Parts of the exercise —
- 1) Copy the Kepler passage below word for word, from "Kepler's early attempts" to "a logical-universe astronomy.".
- 2) In the Kepler passage below, what three sources did Kepler say he built his astronomy physics from?

Johannes Kepler (1571-1630) was one of the best early
astronomers and a very able mathematician. His published works, in Latin, included his 1596 'Precursor of
Cosmographic Dissertations', his 1609 'New Aetiological Astronomy',
his 1611 'Dioptrics', his 1619 'The Harmonies of the World' and his
1618-21 'Epitome of Copernican Astronomy' naming his 'giants' in the preface to Book 4 writing that he
built his astronomy physics 'from the hypotheses of Copernicus, the
observations of Tycho Brahe and the magnetical science of William
Gilbert' - and he was also somewhat of a friend of Galileo. And nicely distinguishing hypotheses, observations and science.
Kepler's 1627 'Rudolphine
Tables' allowed the positions of planets to be approximately computed and most
importantly predicted, making Kepler the foremost astronomer
of his time. His optics work was also useful. However, here we consider Kepler's theories for explaining his
astronomy - first two mathematical fictions he never fully abandoned then (after briefly supporting Gilbert attraction physics) a third weak push-physics causal theory based on ancient greek Atomism that did not really explain it and was later actually entirely disproved by Newton though without him claiming that and anyway most physicists of the time rejected Newton's physics
till much later after textbooks had converted it into a Cartesian Newtonian physics that is still taught wrongly as being Newton's physics.
Kepler stated that this work of his was designed to serve as a
supplement to Aristotle's 'On The Heavens', for these were times
when Aristotle had commanding support from Christian churches,
many governments, and most scholars. Though in 1600 England William
Gilbert had been somewhat braver in dismissing Aristotle as
irrelevant to science, it was a time when scientific thinking
risked imprisonment or even execution. In reality both Gilbert and Kepler rejected substantial if different parts of Aristotle as some others were also doing at the time.
Kepler's early attempts at an 'astronomy science' were based on a view
of the universe having been created by a God having chosen to create a
musical universe or a mathematical universe along the lines of ancient-Greek Pythagorean ideas
but based on 5 notes rather than 7 and on the 5 Platonic regular solid polyhedra. His early creationist physics
were both basically mathematical logic attempts at a logical-universe astronomy.

Source data —

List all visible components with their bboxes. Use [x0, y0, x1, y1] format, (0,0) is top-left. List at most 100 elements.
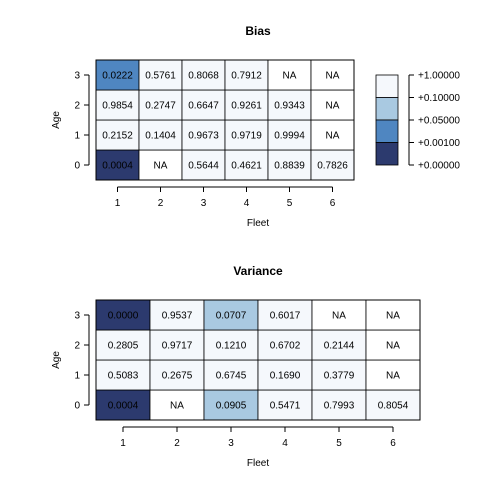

The replies —
- 1)
Kepler's early attempts at an 'astronomy science' were based on a view
of the universe having been created by a God having chosen to create a
musical universe or a mathematical universe along the lines of ancient-Greek Pythagorean ideas
but based on 5 notes rather than 7 and on the 5 Platonic regular solid polyhedra. His early creationist physics
were both basically mathematical logic attempts at a logical-universe astronomy.

- 2) The hypotheses of Copernicus, the observations of Tycho Brahe and the magnetical science of William Gilbert.